Instructions for the task: Gather every line holding the string "amongst".

Input material:

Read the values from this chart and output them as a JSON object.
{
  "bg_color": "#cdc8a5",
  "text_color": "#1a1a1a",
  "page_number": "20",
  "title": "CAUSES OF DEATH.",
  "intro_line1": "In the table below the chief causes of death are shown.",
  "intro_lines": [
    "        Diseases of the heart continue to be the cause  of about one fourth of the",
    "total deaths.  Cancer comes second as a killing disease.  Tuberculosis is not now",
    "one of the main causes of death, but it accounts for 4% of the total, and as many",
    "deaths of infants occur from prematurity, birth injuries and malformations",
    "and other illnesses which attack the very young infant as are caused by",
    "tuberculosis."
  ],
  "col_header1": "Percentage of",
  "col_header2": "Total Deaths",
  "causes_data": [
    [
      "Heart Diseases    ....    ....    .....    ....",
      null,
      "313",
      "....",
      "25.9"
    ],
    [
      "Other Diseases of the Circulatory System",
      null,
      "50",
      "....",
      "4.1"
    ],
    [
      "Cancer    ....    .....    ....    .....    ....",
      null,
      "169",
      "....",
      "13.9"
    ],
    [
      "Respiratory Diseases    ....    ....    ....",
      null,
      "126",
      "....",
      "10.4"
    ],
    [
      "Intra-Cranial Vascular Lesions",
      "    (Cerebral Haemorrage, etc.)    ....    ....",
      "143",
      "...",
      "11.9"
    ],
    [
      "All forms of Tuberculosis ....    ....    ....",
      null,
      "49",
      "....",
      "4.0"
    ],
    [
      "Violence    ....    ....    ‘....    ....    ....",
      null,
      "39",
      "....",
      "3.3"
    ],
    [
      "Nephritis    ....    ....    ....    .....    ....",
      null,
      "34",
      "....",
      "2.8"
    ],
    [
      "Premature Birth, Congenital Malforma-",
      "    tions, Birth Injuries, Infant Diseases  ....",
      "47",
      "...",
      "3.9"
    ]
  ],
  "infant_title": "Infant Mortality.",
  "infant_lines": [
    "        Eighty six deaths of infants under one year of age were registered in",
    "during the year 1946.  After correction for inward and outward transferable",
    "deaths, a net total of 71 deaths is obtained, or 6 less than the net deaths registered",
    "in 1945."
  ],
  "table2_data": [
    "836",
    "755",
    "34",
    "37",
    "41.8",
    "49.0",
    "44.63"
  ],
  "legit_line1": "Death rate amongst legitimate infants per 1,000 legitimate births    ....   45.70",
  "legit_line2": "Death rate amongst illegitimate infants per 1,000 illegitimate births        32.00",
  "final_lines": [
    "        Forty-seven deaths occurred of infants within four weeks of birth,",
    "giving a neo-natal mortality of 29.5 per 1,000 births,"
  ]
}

Result of this exercise:
  "legit_line1": "Death rate amongst legitimate infants per 1,000 legitimate births    ....   45.70",
  "legit_line2": "Death rate amongst illegitimate infants per 1,000 illegitimate births        32.00",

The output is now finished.